* _Texto_
Desde antes del inicio de las represalias norteamericanas en Afganistán,
los partidos islámicos radicales empezaron a montar oficinas
volantes para reclutar gente dispuesta a apretar el gatillo del otro lado
de la frontera. La juventud se siente atraída por la acción,
tiene sed de venganza y la guerra en Afganistán cubre de una visión
heroica la pertenencia el Islam. Son los que más se alistan. Para
ellos, es una forma de reafirmarse, de asentar su identidad y su compromiso
religioso y de dar algo de sí mismos por los hermanos musulmanes
que mueren en Palestina y Kabul, comenta a Página/12 un sociólogo
local al que los islamistas tildan de infiel.
El fenómeno y la cantidad de voluntarios varía según
los momentos y las regiones. En las zonas tribales de Mohmand, Bajur,
Khyber, Orakazi y al norte y al sur del Waaziristan, los habitantes pro
talibanes abrieron oficinas para recolectar fondos destinados a la Guerra
Santa contra los Estados Unidos y atraer voluntarios jóvenes. En
regiones como Makee, al sur de Waazirstan, las tribus favorables al régimen
de Kabul prepararon planes destinados a la colecta de armas pesadas para
entregarlas a la milicia talibán. Con tal de colaborar, la gente
es capaz de llevar de todo. En Khar, el miembro de una tribu aportó
una cabra mientras que una mujer de condición muy pobre se presentó
a la oficina de la jihad para donar 30 huevos. Los islamistas
duros de esas regiones de Pakistán pidieron hasta 20 kilos de joyas
y oro y en los primeros días del conflicto se llegaron a juntar
unas cinco millones de rupias, alrededor de 80 dólares.
Yo no tengo miedo de morir por el Islam. Para mí es un orgullo.
Osama bin Laden es nuestro salvador, dice Aqqim sacando del escondite
el fusil Kalashnikov que compró hace dos días con la plata
que consiguió acumular entre todos los amigos. La suma es pequeña
pero considerable en un país donde los sueldos medios varían
entre 60 y 160 dólares. Aqqim pagó 240 dólares por
su Kalashnikov y, según afirma con gesto decidido, en pocos días
se unirá al ejército que combate la invasión
de los infieles. Aqqim se alistó en la Guerra Santa cuando
vio un aviso con un número de teléfono pintado detrás
de uno de esos pintorescos side-car que sirven de medio de transporte
en Peshawar. La imagen era fuerte: un hombre empuñando un fusil
enfrentado a la punta de un misil que se le viene encima le mostraron
que él podía seguir ese camino. Sentí que estaba
dirigido a mí, que me estaba indicando cuál era mi deber.

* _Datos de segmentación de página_
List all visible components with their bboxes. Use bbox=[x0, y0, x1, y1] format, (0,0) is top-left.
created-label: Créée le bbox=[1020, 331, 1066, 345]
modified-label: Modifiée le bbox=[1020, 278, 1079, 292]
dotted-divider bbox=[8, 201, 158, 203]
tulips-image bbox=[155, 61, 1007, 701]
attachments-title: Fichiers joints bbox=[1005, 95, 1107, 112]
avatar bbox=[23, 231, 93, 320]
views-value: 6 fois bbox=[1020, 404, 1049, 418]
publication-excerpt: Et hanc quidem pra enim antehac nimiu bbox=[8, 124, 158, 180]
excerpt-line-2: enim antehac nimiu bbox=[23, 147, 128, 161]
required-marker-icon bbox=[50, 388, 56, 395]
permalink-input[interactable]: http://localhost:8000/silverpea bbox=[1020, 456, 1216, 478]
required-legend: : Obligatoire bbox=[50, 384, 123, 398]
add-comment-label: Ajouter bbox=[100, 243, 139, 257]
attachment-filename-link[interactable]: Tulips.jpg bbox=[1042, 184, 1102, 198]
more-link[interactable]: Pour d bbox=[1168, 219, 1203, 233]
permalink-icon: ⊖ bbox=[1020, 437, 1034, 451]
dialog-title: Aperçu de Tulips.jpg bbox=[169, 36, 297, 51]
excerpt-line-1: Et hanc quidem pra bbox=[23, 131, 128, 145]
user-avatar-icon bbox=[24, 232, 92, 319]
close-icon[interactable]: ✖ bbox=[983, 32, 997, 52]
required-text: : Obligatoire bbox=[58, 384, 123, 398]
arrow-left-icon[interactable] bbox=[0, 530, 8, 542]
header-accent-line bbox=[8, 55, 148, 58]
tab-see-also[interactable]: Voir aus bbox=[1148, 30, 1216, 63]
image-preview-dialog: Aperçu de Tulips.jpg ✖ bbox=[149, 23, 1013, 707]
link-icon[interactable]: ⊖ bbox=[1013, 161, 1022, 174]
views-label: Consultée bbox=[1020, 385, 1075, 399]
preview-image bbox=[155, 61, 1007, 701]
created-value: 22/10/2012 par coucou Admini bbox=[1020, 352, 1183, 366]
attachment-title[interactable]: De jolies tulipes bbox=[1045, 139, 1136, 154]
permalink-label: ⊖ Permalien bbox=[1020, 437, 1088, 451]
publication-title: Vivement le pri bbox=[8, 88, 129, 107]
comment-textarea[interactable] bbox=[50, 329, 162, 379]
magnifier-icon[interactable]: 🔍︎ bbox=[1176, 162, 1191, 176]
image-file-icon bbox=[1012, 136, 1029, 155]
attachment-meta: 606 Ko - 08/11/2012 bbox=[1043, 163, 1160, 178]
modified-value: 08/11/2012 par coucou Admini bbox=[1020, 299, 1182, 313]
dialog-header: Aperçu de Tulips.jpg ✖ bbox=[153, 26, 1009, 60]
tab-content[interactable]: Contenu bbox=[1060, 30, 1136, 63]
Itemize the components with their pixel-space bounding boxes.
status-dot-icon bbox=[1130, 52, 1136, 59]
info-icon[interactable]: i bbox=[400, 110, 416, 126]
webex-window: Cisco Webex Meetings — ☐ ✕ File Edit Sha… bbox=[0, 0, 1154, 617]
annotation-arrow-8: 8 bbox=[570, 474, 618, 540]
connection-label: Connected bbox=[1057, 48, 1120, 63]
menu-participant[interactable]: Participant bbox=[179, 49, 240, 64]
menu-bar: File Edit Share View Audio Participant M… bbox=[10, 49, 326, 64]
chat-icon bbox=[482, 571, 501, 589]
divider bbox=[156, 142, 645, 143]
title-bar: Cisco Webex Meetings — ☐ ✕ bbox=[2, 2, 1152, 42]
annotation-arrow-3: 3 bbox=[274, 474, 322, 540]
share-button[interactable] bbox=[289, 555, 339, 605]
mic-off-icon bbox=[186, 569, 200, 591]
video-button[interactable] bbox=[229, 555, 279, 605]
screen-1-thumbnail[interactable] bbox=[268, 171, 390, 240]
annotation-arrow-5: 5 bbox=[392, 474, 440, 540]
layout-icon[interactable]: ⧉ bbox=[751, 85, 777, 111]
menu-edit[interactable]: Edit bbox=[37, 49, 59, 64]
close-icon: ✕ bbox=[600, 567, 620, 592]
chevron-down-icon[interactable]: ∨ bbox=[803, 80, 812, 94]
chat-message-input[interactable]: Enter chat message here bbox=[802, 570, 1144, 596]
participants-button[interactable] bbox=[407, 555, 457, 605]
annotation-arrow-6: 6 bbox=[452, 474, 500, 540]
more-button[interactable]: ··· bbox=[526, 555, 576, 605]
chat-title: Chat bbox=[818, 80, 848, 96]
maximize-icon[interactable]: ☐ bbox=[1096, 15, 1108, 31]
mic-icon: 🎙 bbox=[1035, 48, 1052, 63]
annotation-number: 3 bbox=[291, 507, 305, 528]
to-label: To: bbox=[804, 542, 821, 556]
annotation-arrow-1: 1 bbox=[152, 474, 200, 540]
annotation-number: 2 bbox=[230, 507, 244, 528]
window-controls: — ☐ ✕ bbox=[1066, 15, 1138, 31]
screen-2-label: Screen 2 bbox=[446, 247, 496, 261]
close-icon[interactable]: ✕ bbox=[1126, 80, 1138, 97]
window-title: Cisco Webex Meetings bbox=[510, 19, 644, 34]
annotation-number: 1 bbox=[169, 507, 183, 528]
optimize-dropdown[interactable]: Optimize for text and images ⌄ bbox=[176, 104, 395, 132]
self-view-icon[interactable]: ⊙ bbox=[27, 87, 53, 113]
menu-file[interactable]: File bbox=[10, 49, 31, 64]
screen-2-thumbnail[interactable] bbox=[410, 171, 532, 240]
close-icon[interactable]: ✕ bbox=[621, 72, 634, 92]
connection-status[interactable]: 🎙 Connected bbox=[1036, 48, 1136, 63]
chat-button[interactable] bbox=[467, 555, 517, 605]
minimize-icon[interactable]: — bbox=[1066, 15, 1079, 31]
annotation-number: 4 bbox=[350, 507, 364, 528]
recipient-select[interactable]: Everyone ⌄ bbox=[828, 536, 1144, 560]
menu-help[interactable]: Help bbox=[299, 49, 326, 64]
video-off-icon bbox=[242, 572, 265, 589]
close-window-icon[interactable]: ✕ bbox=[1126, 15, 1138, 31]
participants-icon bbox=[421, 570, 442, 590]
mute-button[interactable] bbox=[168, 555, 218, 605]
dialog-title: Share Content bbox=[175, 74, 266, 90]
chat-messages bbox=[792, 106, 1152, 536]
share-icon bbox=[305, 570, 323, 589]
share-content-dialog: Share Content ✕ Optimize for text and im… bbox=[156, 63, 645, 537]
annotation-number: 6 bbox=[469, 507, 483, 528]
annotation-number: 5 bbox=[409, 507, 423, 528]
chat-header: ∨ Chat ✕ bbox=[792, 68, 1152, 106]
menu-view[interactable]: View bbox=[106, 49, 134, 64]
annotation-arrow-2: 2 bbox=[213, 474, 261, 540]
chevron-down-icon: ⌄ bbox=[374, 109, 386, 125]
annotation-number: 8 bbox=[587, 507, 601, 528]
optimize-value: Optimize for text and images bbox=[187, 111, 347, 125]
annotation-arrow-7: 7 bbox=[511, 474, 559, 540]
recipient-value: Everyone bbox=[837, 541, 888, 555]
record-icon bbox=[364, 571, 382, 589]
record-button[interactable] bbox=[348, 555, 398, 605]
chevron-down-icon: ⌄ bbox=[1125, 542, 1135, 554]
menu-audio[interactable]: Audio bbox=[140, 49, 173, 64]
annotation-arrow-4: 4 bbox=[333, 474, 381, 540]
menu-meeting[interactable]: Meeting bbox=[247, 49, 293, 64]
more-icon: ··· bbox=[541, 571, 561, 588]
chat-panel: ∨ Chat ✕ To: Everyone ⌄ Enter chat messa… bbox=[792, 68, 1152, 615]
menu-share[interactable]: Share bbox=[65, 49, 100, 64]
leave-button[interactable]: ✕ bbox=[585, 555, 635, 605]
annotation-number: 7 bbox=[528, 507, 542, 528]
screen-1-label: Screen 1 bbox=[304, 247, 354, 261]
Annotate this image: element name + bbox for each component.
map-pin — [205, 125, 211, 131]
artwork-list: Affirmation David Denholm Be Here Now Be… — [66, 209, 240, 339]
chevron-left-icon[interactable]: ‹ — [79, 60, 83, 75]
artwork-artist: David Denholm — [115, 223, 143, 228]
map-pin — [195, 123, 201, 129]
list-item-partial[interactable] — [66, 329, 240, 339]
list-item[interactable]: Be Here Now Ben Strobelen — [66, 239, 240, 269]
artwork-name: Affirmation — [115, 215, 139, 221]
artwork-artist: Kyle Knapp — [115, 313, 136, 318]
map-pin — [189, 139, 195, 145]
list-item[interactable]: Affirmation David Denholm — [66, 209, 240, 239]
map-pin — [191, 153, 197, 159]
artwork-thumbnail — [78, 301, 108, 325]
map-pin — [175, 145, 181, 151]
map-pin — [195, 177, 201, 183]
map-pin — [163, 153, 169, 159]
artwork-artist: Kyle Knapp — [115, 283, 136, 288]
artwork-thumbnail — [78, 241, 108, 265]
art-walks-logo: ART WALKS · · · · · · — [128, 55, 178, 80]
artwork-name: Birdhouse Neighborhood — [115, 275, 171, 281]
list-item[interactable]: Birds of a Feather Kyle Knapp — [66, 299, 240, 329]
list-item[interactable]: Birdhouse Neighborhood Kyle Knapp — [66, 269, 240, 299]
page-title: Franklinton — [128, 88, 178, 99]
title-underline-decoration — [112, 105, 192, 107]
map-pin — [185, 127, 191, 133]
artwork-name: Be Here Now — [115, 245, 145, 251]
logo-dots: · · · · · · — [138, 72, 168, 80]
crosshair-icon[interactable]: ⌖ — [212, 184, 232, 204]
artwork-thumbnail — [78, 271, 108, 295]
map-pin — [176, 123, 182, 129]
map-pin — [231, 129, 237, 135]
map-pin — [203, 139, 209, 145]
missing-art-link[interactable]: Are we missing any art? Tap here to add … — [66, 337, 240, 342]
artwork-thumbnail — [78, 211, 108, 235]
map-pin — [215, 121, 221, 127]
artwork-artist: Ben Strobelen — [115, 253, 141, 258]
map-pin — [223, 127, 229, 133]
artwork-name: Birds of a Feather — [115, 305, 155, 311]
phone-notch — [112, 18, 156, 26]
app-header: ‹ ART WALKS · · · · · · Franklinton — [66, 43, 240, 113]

* _Completa lo siguiente_
1. Contesta según el texto sobre el reclutamiento para la Guerra Santa en Pakistán:
(a) ¿Cuánto pagó Aqqim por su Kalashnikov?
(b) ¿Qué donó en Khar una mujer de condición muy pobre?
(c) ¿Dónde vio Aqqim el aviso con el número de teléfono?
2. Por favor, escribe la continuación del texto sobre el reclutamiento para la Guerra Santa en Pakistán, empezando después de su última frase.

* _Respuestas por tarea_
1.
(a) 240 dólares.
(b) 30 huevos.
(c) Pintado detrás de uno de los side-car que sirven de medio de transporte en Peshawar.

2.
El discurso que se oye en las mezquitas y el que, con calculada precisión,
pronuncian los líderes islamistas no son ajenos al fervor combativo
que gana el corazón de los jóvenes. En las extensas diatribas
que repercuten en las mezquitas los días de manifestación,
los jóvenes ven desfilar las imágenes de un Islam victorioso
frente a las fuerzas de Satán que pretenden aplastarlo. En boca
de los jefes religiosos, la Guerra Santa es una honra, un compromiso ineludible
para defender el Islam. Cuando los jefes fundamentalistas claman hasta
perder el aliento Afganistán=Vietnam, los más
jóvenes imaginan ser un eslabón de ese ejército religioso
que va a expulsar a los soldados norteamericanos y vengar la afrenta.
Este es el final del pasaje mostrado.